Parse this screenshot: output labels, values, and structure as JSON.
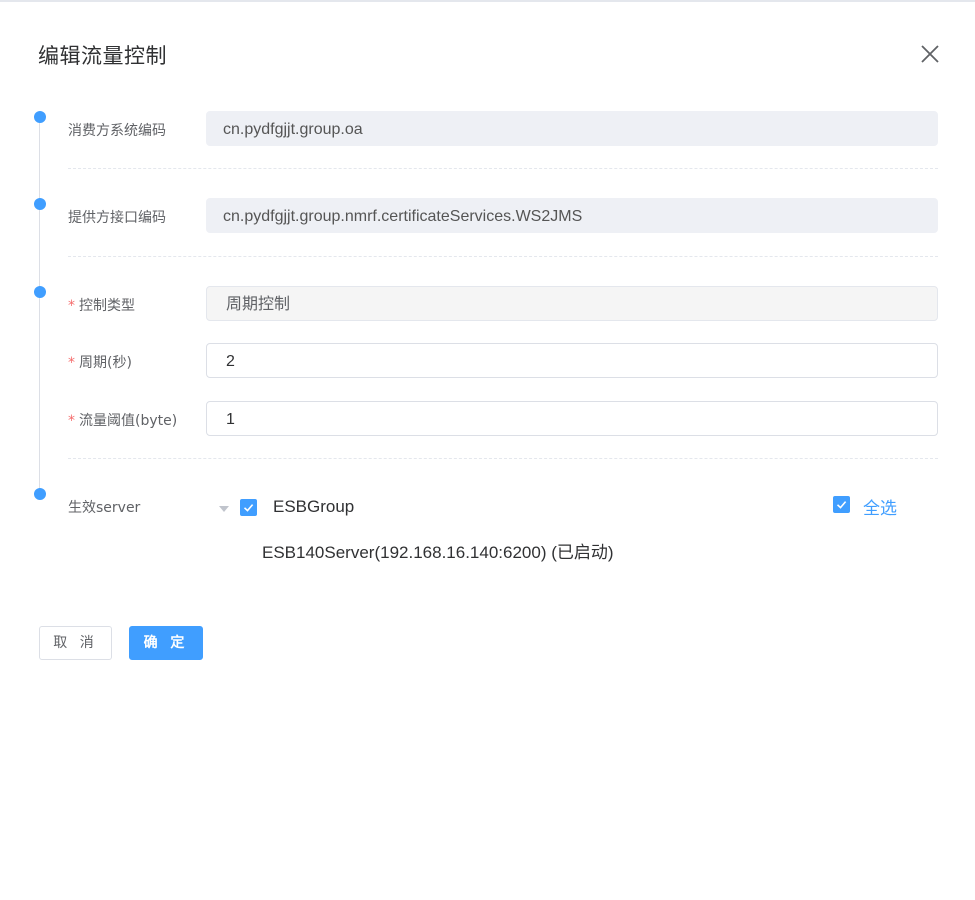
{
  "dialog": {
    "title": "编辑流量控制"
  },
  "form": {
    "consumer_code": {
      "label": "消费方系统编码",
      "value": "cn.pydfgjjt.group.oa"
    },
    "provider_code": {
      "label": "提供方接口编码",
      "value": "cn.pydfgjjt.group.nmrf.certificateServices.WS2JMS"
    },
    "control_type": {
      "required_mark": "*",
      "label": "控制类型",
      "value": "周期控制"
    },
    "period": {
      "required_mark": "*",
      "label": "周期(秒)",
      "value": "2"
    },
    "threshold": {
      "required_mark": "*",
      "label": "流量阈值(byte)",
      "value": "1"
    },
    "servers": {
      "label": "生效server",
      "group_name": "ESBGroup",
      "group_checked": true,
      "server_item": "ESB140Server(192.168.16.140:6200) (已启动)",
      "select_all_label": "全选",
      "select_all_checked": true
    }
  },
  "footer": {
    "cancel_label": "取 消",
    "ok_label": "确 定"
  },
  "colors": {
    "accent": "#409eff",
    "required": "#f56c6c"
  },
  "icons": [
    "close-icon",
    "caret-down-icon",
    "check-icon"
  ]
}
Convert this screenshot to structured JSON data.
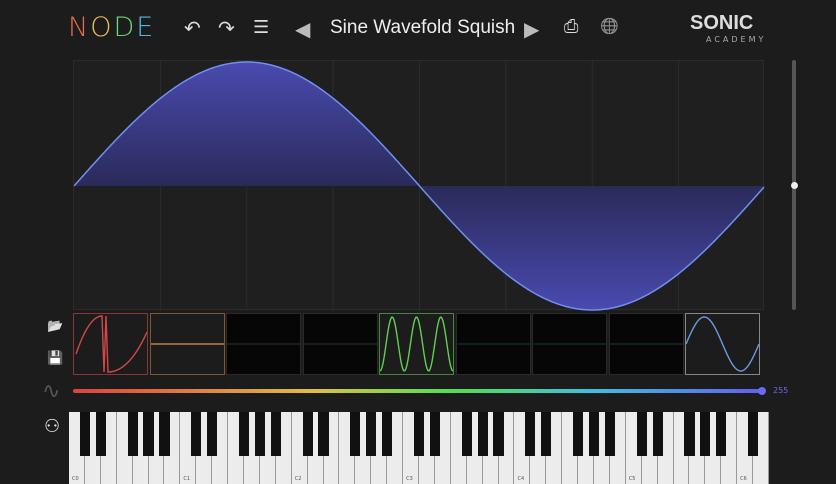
{
  "header": {
    "logo": [
      "N",
      "O",
      "D",
      "E"
    ],
    "logo_colors": [
      "#e86a4a",
      "#e8c050",
      "#6ad870",
      "#50b8e8"
    ],
    "preset_name": "Sine Wavefold Squish",
    "brand": "SONIC",
    "brand_sub": "ACADEMY"
  },
  "icons": {
    "undo": "↶",
    "redo": "↷",
    "list": "☰",
    "prev": "◀",
    "next": "▶",
    "export": "⎙",
    "globe": "🌐",
    "load": "📂",
    "save": "💾",
    "lfo": "∿",
    "midi": "⚇"
  },
  "colors": {
    "wave_stroke": "#6a8ae8",
    "wave_fill": "#3a3a8a",
    "accent": "#6a6af0"
  },
  "slots": [
    {
      "color": "#d04848",
      "type": "folded"
    },
    {
      "color": "#c08040",
      "type": "flat"
    },
    {
      "color": "#333",
      "type": "empty"
    },
    {
      "color": "#333",
      "type": "empty"
    },
    {
      "color": "#60d050",
      "type": "sine3"
    },
    {
      "color": "#1f3a30",
      "type": "empty"
    },
    {
      "color": "#1f3a30",
      "type": "empty"
    },
    {
      "color": "#1f3a30",
      "type": "empty"
    },
    {
      "color": "#6a9ae0",
      "type": "sine1",
      "selected": true
    }
  ],
  "slider": {
    "value": "255",
    "fraction": 1.0
  },
  "vertical_slider": {
    "fraction": 0.5
  },
  "keyboard": {
    "octave_labels": [
      "C0",
      "C1",
      "C2",
      "C3",
      "C4",
      "C5",
      "C6"
    ],
    "white_keys": 44
  }
}
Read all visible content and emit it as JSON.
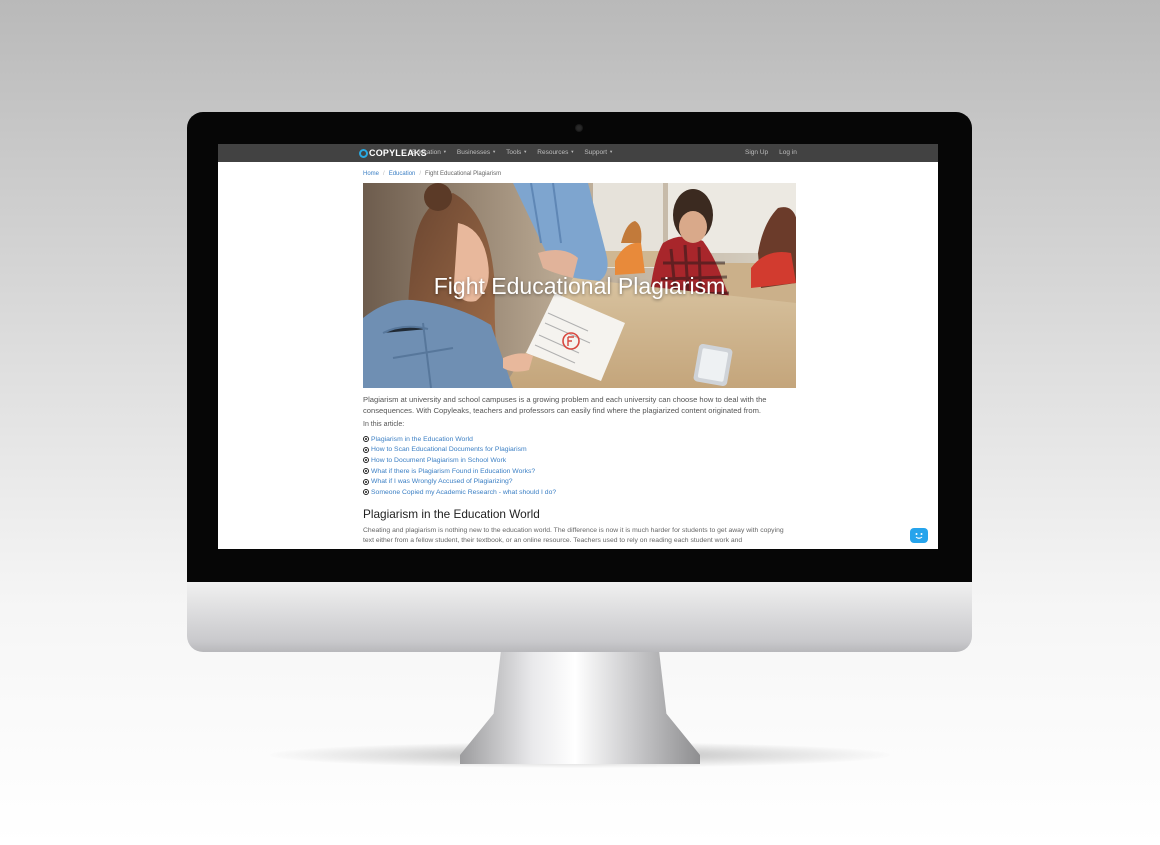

================

**Given instruction**
Without the pictures, repeat the listing above exactly.

**Result for this task**
Parse this screenshot: output labels, values, and structure as JSON.
{
  "dialog": {
    "title": "编辑流量控制"
  },
  "form": {
    "consumer_code": {
      "label": "消费方系统编码",
      "value": "cn.pydfgjjt.group.oa"
    },
    "provider_code": {
      "label": "提供方接口编码",
      "value": "cn.pydfgjjt.group.nmrf.certificateServices.WS2JMS"
    },
    "control_type": {
      "required_mark": "*",
      "label": "控制类型",
      "value": "周期控制"
    },
    "period": {
      "required_mark": "*",
      "label": "周期(秒)",
      "value": "2"
    },
    "threshold": {
      "required_mark": "*",
      "label": "流量阈值(byte)",
      "value": "1"
    },
    "servers": {
      "label": "生效server",
      "group_name": "ESBGroup",
      "group_checked": true,
      "server_item": "ESB140Server(192.168.16.140:6200) (已启动)",
      "select_all_label": "全选",
      "select_all_checked": true
    }
  },
  "footer": {
    "cancel_label": "取 消",
    "ok_label": "确 定"
  },
  "colors": {
    "accent": "#409eff",
    "required": "#f56c6c"
  },
  "icons": [
    "close-icon",
    "caret-down-icon",
    "check-icon"
  ]
}
Convert this screenshot to structured JSON data.
{
  "header": {
    "logo": [
      "N",
      "O",
      "D",
      "E"
    ],
    "logo_colors": [
      "#e86a4a",
      "#e8c050",
      "#6ad870",
      "#50b8e8"
    ],
    "preset_name": "Sine Wavefold Squish",
    "brand": "SONIC",
    "brand_sub": "ACADEMY"
  },
  "icons": {
    "undo": "↶",
    "redo": "↷",
    "list": "☰",
    "prev": "◀",
    "next": "▶",
    "export": "⎙",
    "globe": "🌐",
    "load": "📂",
    "save": "💾",
    "lfo": "∿",
    "midi": "⚇"
  },
  "colors": {
    "wave_stroke": "#6a8ae8",
    "wave_fill": "#3a3a8a",
    "accent": "#6a6af0"
  },
  "slots": [
    {
      "color": "#d04848",
      "type": "folded"
    },
    {
      "color": "#c08040",
      "type": "flat"
    },
    {
      "color": "#333",
      "type": "empty"
    },
    {
      "color": "#333",
      "type": "empty"
    },
    {
      "color": "#60d050",
      "type": "sine3"
    },
    {
      "color": "#1f3a30",
      "type": "empty"
    },
    {
      "color": "#1f3a30",
      "type": "empty"
    },
    {
      "color": "#1f3a30",
      "type": "empty"
    },
    {
      "color": "#6a9ae0",
      "type": "sine1",
      "selected": true
    }
  ],
  "slider": {
    "value": "255",
    "fraction": 1.0
  },
  "vertical_slider": {
    "fraction": 0.5
  },
  "keyboard": {
    "octave_labels": [
      "C0",
      "C1",
      "C2",
      "C3",
      "C4",
      "C5",
      "C6"
    ],
    "white_keys": 44
  }
}
Read all visible content and emit it as JSON.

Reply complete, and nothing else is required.